** Begin Material for this task **

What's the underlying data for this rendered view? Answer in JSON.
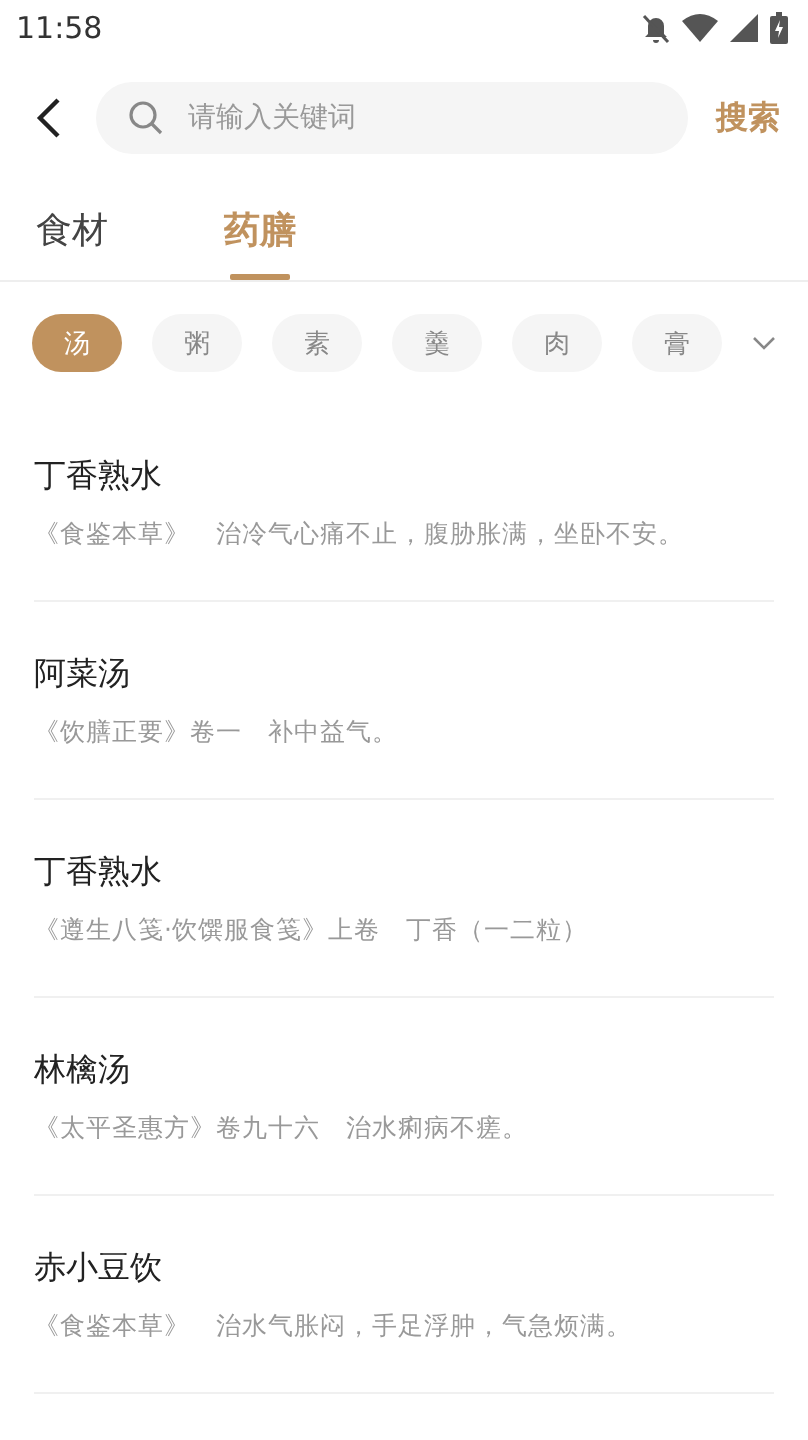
{
  "status_bar": {
    "time": "11:58"
  },
  "search": {
    "placeholder": "请输入关键词",
    "button": "搜索"
  },
  "tabs": [
    {
      "label": "食材",
      "selected": false
    },
    {
      "label": "药膳",
      "selected": true
    }
  ],
  "chips": [
    {
      "label": "汤",
      "selected": true
    },
    {
      "label": "粥",
      "selected": false
    },
    {
      "label": "素",
      "selected": false
    },
    {
      "label": "羹",
      "selected": false
    },
    {
      "label": "肉",
      "selected": false
    },
    {
      "label": "膏",
      "selected": false
    }
  ],
  "items": [
    {
      "title": "丁香熟水",
      "source": "《食鉴本草》　治冷气心痛不止，腹胁胀满，坐卧不安。"
    },
    {
      "title": "阿菜汤",
      "source": "《饮膳正要》卷一　补中益气。"
    },
    {
      "title": "丁香熟水",
      "source": "《遵生八笺·饮馔服食笺》上卷　丁香（一二粒）"
    },
    {
      "title": "林檎汤",
      "source": "《太平圣惠方》卷九十六　治水痢病不瘥。"
    },
    {
      "title": "赤小豆饮",
      "source": "《食鉴本草》　治水气胀闷，手足浮肿，气急烦满。"
    }
  ]
}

** End Material for this task **

### The exercise:
Your task is to gather all lines from the entries above that hold the word "label".

### Final result:
      "label": "食材",
      "label": "药膳",
      "label": "汤",
      "label": "粥",
      "label": "素",
      "label": "羹",
      "label": "肉",
      "label": "膏",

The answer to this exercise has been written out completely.